TO DO:
From the listing below, copy every line with the word "files".

RECORDS FOR THE EXERCISE:
--------------------
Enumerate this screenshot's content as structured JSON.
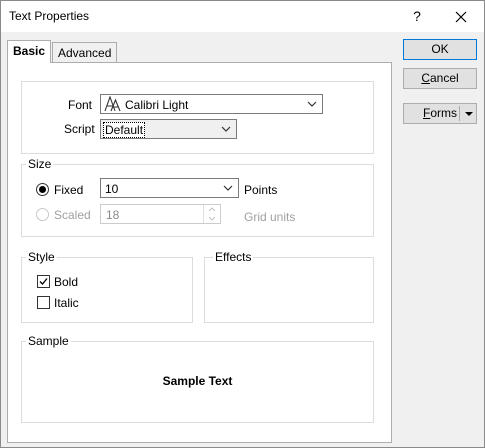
{
  "window": {
    "title": "Text Properties",
    "help_glyph": "?",
    "close_glyph": "✕"
  },
  "tabs": [
    {
      "label": "Basic",
      "active": true
    },
    {
      "label": "Advanced",
      "active": false
    }
  ],
  "font_group": {
    "font_label": "Font",
    "font_value": "Calibri Light",
    "script_label": "Script",
    "script_value": "Default"
  },
  "size_group": {
    "title": "Size",
    "fixed_label": "Fixed",
    "fixed_selected": true,
    "fixed_value": "10",
    "fixed_unit": "Points",
    "scaled_label": "Scaled",
    "scaled_value": "18",
    "scaled_unit": "Grid units"
  },
  "style_group": {
    "title": "Style",
    "bold_label": "Bold",
    "bold_checked": true,
    "italic_label": "Italic",
    "italic_checked": false
  },
  "effects_group": {
    "title": "Effects"
  },
  "sample_group": {
    "title": "Sample",
    "text": "Sample Text"
  },
  "buttons": {
    "ok": "OK",
    "cancel_mnemonic": "C",
    "cancel_rest": "ancel",
    "forms_mnemonic": "F",
    "forms_rest": "orms"
  },
  "colors": {
    "accent": "#0078d7"
  }
}
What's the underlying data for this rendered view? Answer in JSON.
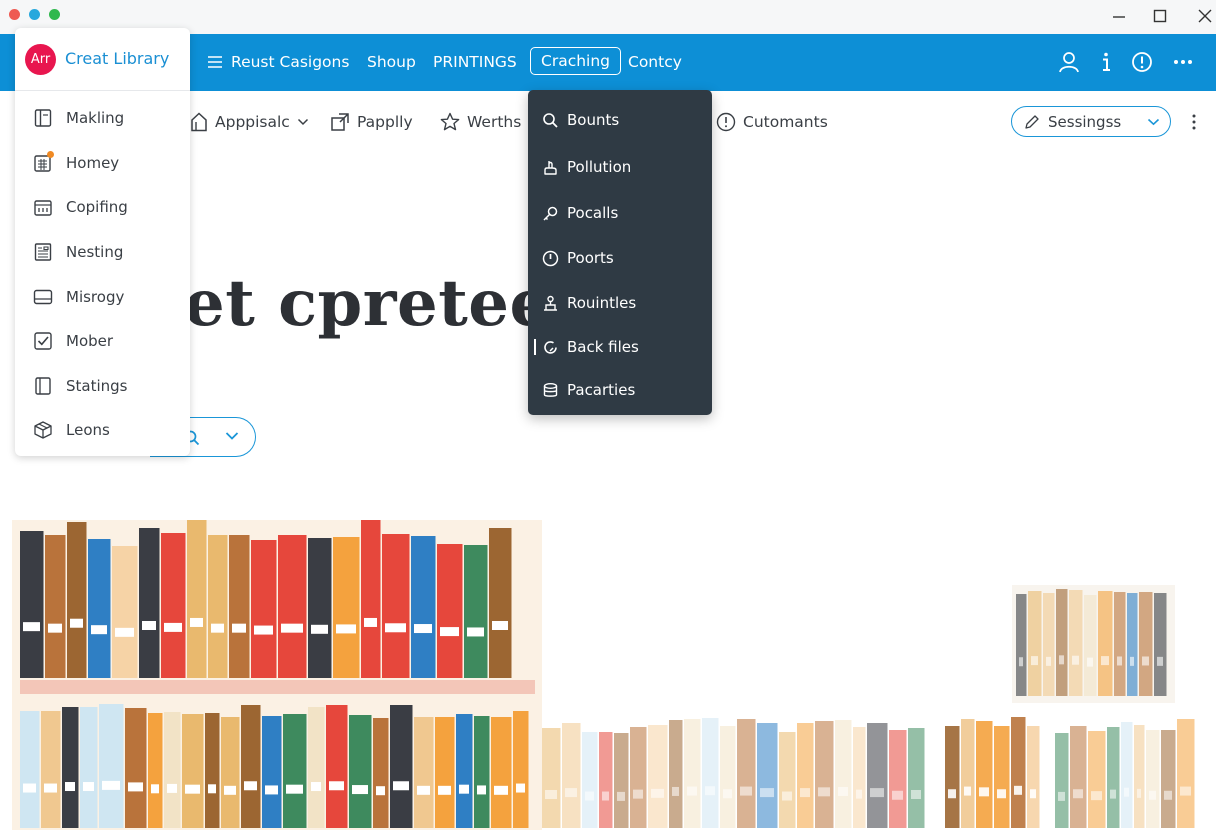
{
  "window": {
    "controls": [
      "minimize-icon",
      "maximize-icon",
      "close-icon"
    ]
  },
  "brand": {
    "logo_text": "Arr",
    "name": "Creat Library",
    "logo_color": "#e8164f"
  },
  "colors": {
    "accent": "#0d8fd6",
    "dropdown_bg": "#2f3a44"
  },
  "nav": {
    "items": [
      {
        "label": "Reust Casigons",
        "icon": "menu-icon"
      },
      {
        "label": "Shoup"
      },
      {
        "label": "PRINTINGS"
      },
      {
        "label": "Craching",
        "active": true
      },
      {
        "label": "Contcy"
      }
    ],
    "right_icons": [
      "user-icon",
      "info-icon",
      "alert-icon",
      "more-icon"
    ]
  },
  "toolbar": {
    "items": [
      {
        "label": "Apppisalc",
        "icon": "tag-icon",
        "has_dropdown": true
      },
      {
        "label": "Papplly",
        "icon": "share-icon"
      },
      {
        "label": "Werths",
        "icon": "star-icon"
      },
      {
        "label": "Cutomants",
        "icon": "alert-circle-icon"
      }
    ],
    "session_select": {
      "label": "Sessingss",
      "icon": "pen-icon"
    }
  },
  "sidebar": {
    "items": [
      {
        "label": "Makling",
        "icon": "book-icon"
      },
      {
        "label": "Homey",
        "icon": "calendar-icon",
        "badge": true
      },
      {
        "label": "Copifing",
        "icon": "calendar-grid-icon"
      },
      {
        "label": "Nesting",
        "icon": "document-icon"
      },
      {
        "label": "Misrogy",
        "icon": "display-icon"
      },
      {
        "label": "Mober",
        "icon": "checkbox-icon"
      },
      {
        "label": "Statings",
        "icon": "binder-icon"
      },
      {
        "label": "Leons",
        "icon": "box-icon"
      }
    ]
  },
  "dropdown": {
    "items": [
      {
        "label": "Bounts",
        "icon": "search-icon"
      },
      {
        "label": "Pollution",
        "icon": "hand-icon"
      },
      {
        "label": "Pocalls",
        "icon": "key-icon"
      },
      {
        "label": "Poorts",
        "icon": "clock-icon"
      },
      {
        "label": "Rouintles",
        "icon": "people-icon"
      },
      {
        "label": "Back files",
        "icon": "refresh-icon"
      },
      {
        "label": "Pacarties",
        "icon": "database-icon"
      }
    ]
  },
  "main": {
    "headline": "et cpreteeriet"
  }
}
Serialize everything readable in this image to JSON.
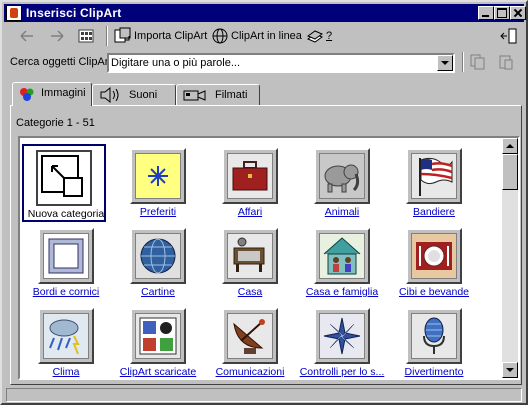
{
  "window": {
    "title": "Inserisci ClipArt"
  },
  "toolbar": {
    "import_label": "Importa ClipArt",
    "online_label": "ClipArt in linea",
    "help_label": "?"
  },
  "search": {
    "label": "Cerca oggetti ClipArt:",
    "value": "Digitare una o più parole..."
  },
  "tabs": [
    {
      "label": "Immagini",
      "active": true
    },
    {
      "label": "Suoni",
      "active": false
    },
    {
      "label": "Filmati",
      "active": false
    }
  ],
  "category_count": "Categorie 1 - 51",
  "categories": [
    {
      "label": "Nuova categoria",
      "icon": "new-category-icon"
    },
    {
      "label": "Preferiti",
      "icon": "favorites-star-icon"
    },
    {
      "label": "Affari",
      "icon": "briefcase-icon"
    },
    {
      "label": "Animali",
      "icon": "elephant-icon"
    },
    {
      "label": "Bandiere",
      "icon": "flag-icon"
    },
    {
      "label": "Bordi e cornici",
      "icon": "frame-icon"
    },
    {
      "label": "Cartine",
      "icon": "globe-icon"
    },
    {
      "label": "Casa",
      "icon": "home-icon"
    },
    {
      "label": "Casa e famiglia",
      "icon": "family-house-icon"
    },
    {
      "label": "Cibi e bevande",
      "icon": "plate-icon"
    },
    {
      "label": "Clima",
      "icon": "weather-icon"
    },
    {
      "label": "ClipArt scaricate",
      "icon": "downloaded-clipart-icon"
    },
    {
      "label": "Comunicazioni",
      "icon": "satellite-dish-icon"
    },
    {
      "label": "Controlli per lo s...",
      "icon": "compass-star-icon"
    },
    {
      "label": "Divertimento",
      "icon": "microphone-icon"
    }
  ],
  "colors": {
    "title_bar": "#00007b",
    "link": "#0000c8",
    "face": "#c0c0c0"
  }
}
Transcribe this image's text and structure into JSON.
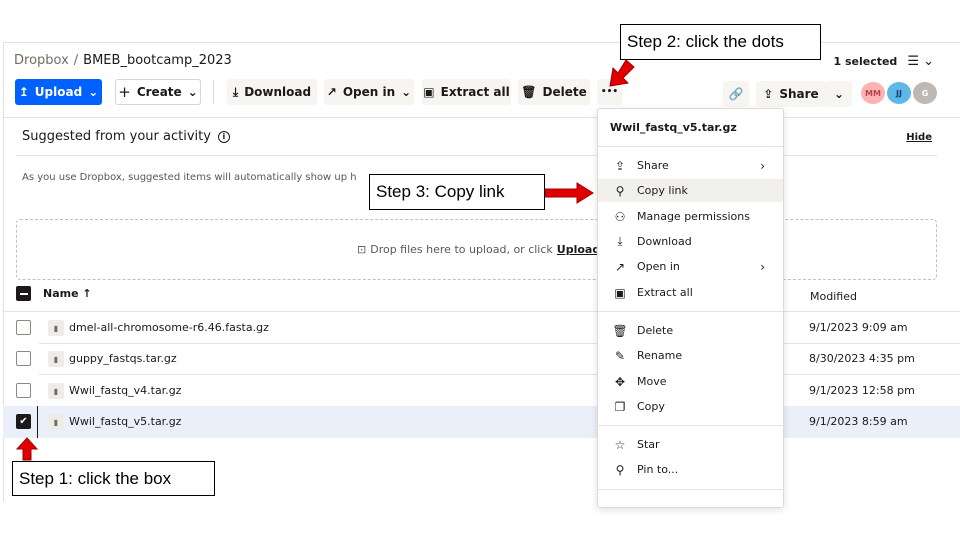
{
  "breadcrumb": {
    "root": "Dropbox",
    "separator": "/",
    "folder": "BMEB_bootcamp_2023"
  },
  "selection": {
    "label": "1 selected"
  },
  "toolbar": {
    "upload": "Upload",
    "create": "Create",
    "download": "Download",
    "open_in": "Open in",
    "extract_all": "Extract all",
    "delete": "Delete",
    "more": "•••",
    "share": "Share"
  },
  "avatars": [
    {
      "initials": "MM",
      "color": "#fbb3b3"
    },
    {
      "initials": "JJ",
      "color": "#5fb7e8"
    },
    {
      "initials": "G",
      "color": "#bdb8b3"
    }
  ],
  "suggested": {
    "title": "Suggested from your activity",
    "hide": "Hide",
    "description": "As you use Dropbox, suggested items will automatically show up h"
  },
  "dropzone": {
    "text": "Drop files here to upload, or click",
    "link": "Upload"
  },
  "table": {
    "col_name": "Name",
    "sort_arrow": "↑",
    "col_modified": "Modified",
    "rows": [
      {
        "name": "dmel-all-chromosome-r6.46.fasta.gz",
        "modified": "9/1/2023 9:09 am",
        "selected": false
      },
      {
        "name": "guppy_fastqs.tar.gz",
        "modified": "8/30/2023 4:35 pm",
        "selected": false
      },
      {
        "name": "Wwil_fastq_v4.tar.gz",
        "modified": "9/1/2023 12:58 pm",
        "selected": false
      },
      {
        "name": "Wwil_fastq_v5.tar.gz",
        "modified": "9/1/2023 8:59 am",
        "selected": true
      }
    ]
  },
  "menu": {
    "title": "Wwil_fastq_v5.tar.gz",
    "items": [
      {
        "label": "Share",
        "icon": "share-icon",
        "submenu": true
      },
      {
        "label": "Copy link",
        "icon": "link-icon",
        "submenu": false
      },
      {
        "label": "Manage permissions",
        "icon": "people-icon",
        "submenu": false
      },
      {
        "label": "Download",
        "icon": "download-icon",
        "submenu": false
      },
      {
        "label": "Open in",
        "icon": "open-in-icon",
        "submenu": true
      },
      {
        "label": "Extract all",
        "icon": "extract-icon",
        "submenu": false
      },
      {
        "label": "Delete",
        "icon": "trash-icon",
        "submenu": false
      },
      {
        "label": "Rename",
        "icon": "rename-icon",
        "submenu": false
      },
      {
        "label": "Move",
        "icon": "move-icon",
        "submenu": false
      },
      {
        "label": "Copy",
        "icon": "copy-icon",
        "submenu": false
      },
      {
        "label": "Star",
        "icon": "star-icon",
        "submenu": false
      },
      {
        "label": "Pin to...",
        "icon": "pin-icon",
        "submenu": false
      }
    ]
  },
  "annotations": {
    "step1": "Step 1: click the box",
    "step2": "Step 2: click the dots",
    "step3": "Step 3: Copy link"
  },
  "colors": {
    "accent": "#0061fe",
    "arrow": "#e00000",
    "selected_row": "#ebeffa"
  }
}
--------------------
WRITTEN SOLUTION:
        "label": "Back files",
    "text": "Drop files here to upload, or click",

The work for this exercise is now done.